Stop saving in retirement at "enough"

We decided to stop saving in retirement when we reach a certain network figure - our "enough money figure". Each year after tax time, we give each half the amount over that "enough" figure as a bonus to spend.

We know that some years we may not get any bonus but also there seems no point in saving past your "enough money" figure. Just wondering if anyone else has a similar plan.

This sounds like a good plan if you can implement it. Our net worth and income continue to rise - we keep raising the rent and lending money. The problem, for us, is that we are so used to and comfortable with our lifestyle that we find it painful to spend more than our norm. Our enough is just plenty.

People mention that if your nest egg doesn't keep growing it isn't keeping pace with inflation and is shrinking in real terms. I've wondered about that - if I have x nest egg and a 20 year life span anticipated then if I live a year and my nest egg is the same size it seems the egg only needs to last 19 years, so it effectively HAS grown as the divisor has shrunk.
 
People mention that if your nest egg doesn't keep growing it isn't keeping pace with inflation and is shrinking in real terms. I've wondered about that - if I have x nest egg and a 20 year life span anticipated then if I live a year and my nest egg is the same size it seems the egg only needs to last 19 years, so it effectively HAS grown as the divisor has shrunk.
Works great if we know, even roughly, how many years we have left. Few of us do until very late in the game.

== == ==

> _Problem details_: Quote the entire retirement savings discussion above word for word.

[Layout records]
== == ==

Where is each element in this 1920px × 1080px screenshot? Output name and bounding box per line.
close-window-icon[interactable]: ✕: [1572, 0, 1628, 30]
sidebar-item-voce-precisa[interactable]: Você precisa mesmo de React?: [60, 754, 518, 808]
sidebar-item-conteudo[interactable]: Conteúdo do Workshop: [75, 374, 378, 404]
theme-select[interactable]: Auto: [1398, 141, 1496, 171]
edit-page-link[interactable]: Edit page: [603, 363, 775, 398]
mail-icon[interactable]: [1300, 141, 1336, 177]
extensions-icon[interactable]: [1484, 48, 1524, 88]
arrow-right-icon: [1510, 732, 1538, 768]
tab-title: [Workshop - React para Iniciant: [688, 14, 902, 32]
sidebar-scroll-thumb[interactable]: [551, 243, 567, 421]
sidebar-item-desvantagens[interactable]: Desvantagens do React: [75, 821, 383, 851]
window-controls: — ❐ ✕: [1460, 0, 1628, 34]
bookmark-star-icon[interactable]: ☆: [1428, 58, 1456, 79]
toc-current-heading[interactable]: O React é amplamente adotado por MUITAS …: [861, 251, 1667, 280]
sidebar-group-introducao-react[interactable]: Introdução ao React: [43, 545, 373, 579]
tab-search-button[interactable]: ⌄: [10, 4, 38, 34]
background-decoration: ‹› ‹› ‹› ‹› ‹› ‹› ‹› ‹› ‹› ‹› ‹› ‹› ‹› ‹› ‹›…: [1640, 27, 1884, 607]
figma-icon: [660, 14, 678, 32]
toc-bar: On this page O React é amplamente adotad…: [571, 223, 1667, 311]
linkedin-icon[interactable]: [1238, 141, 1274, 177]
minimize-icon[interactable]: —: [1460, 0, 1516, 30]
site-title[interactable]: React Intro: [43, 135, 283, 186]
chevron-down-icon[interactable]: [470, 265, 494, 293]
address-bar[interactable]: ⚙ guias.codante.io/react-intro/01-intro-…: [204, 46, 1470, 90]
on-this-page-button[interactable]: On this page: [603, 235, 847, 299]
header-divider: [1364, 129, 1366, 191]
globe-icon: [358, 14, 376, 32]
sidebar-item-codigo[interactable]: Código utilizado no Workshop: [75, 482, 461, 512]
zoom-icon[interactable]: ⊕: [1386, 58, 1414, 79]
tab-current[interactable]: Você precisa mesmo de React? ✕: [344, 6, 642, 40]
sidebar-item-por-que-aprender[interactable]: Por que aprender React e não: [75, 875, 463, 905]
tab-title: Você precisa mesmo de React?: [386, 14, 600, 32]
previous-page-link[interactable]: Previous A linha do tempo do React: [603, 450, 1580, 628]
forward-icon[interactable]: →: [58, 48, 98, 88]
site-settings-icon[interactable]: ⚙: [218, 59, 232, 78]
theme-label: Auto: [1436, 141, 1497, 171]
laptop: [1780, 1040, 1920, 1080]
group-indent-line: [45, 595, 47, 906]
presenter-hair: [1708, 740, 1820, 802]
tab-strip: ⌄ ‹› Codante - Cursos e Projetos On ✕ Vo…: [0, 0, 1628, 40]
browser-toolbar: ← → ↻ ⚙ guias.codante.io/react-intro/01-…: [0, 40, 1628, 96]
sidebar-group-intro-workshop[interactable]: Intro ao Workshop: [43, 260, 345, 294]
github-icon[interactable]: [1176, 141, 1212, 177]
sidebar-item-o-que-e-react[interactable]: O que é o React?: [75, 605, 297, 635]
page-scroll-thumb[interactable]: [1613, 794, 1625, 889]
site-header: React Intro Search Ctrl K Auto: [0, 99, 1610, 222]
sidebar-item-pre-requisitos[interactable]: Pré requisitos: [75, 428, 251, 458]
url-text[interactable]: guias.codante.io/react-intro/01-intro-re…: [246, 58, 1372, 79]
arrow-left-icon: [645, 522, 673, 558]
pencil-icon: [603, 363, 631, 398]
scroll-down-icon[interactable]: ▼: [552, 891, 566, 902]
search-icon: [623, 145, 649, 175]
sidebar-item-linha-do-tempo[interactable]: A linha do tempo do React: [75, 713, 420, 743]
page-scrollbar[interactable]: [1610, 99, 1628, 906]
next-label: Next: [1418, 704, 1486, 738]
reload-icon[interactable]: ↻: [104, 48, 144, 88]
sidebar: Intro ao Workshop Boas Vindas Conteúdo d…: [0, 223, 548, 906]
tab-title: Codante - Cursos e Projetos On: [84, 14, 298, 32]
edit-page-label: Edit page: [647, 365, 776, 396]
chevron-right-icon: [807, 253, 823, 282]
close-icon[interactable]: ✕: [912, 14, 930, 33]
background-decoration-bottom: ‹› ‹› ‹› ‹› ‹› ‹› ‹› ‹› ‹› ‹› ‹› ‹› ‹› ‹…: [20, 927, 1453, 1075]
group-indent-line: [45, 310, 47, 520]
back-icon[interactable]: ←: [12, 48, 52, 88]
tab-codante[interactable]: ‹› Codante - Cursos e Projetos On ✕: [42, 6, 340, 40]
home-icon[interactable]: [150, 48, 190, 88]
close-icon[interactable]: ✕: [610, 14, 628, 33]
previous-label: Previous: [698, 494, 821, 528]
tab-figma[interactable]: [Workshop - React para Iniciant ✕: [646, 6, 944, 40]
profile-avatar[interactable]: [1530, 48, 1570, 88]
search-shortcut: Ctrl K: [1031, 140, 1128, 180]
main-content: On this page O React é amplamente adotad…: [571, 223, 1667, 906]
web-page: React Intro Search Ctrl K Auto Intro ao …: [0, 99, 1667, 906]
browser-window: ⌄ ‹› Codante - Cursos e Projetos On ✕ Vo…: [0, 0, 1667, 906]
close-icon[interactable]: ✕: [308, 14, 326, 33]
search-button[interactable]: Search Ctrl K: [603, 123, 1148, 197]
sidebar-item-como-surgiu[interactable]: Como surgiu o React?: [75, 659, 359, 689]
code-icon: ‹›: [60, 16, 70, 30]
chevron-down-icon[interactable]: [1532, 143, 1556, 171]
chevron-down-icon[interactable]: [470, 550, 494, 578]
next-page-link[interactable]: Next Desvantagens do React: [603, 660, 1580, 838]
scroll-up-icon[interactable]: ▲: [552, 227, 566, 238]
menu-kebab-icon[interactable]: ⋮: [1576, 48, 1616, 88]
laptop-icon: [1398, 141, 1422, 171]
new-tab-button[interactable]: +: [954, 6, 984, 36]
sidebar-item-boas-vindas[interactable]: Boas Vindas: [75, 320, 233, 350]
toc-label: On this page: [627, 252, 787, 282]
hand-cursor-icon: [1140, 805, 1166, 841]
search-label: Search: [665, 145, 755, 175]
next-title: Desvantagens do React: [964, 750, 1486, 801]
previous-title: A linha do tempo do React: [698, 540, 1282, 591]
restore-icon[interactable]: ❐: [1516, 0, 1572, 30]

== == ==

> _Answer for this exercise_:
Stop saving in retirement at "enough"

We decided to stop saving in retirement when we reach a certain network figure - our "enough money figure". Each year after tax time, we give each half the amount over that "enough" figure as a bonus to spend.

We know that some years we may not get any bonus but also there seems no point in saving past your "enough money" figure. Just wondering if anyone else has a similar plan.

This sounds like a good plan if you can implement it. Our net worth and income continue to rise - we keep raising the rent and lending money. The problem, for us, is that we are so used to and comfortable with our lifestyle that we find it painful to spend more than our norm. Our enough is just plenty.

People mention that if your nest egg doesn't keep growing it isn't keeping pace with inflation and is shrinking in real terms. I've wondered about that - if I have x nest egg and a 20 year life span anticipated then if I live a year and my nest egg is the same size it seems the egg only needs to last 19 years, so it effectively HAS grown as the divisor has shrunk.
 
People mention that if your nest egg doesn't keep growing it isn't keeping pace with inflation and is shrinking in real terms. I've wondered about that - if I have x nest egg and a 20 year life span anticipated then if I live a year and my nest egg is the same size it seems the egg only needs to last 19 years, so it effectively HAS grown as the divisor has shrunk.
Works great if we know, even roughly, how many years we have left. Few of us do until very late in the game.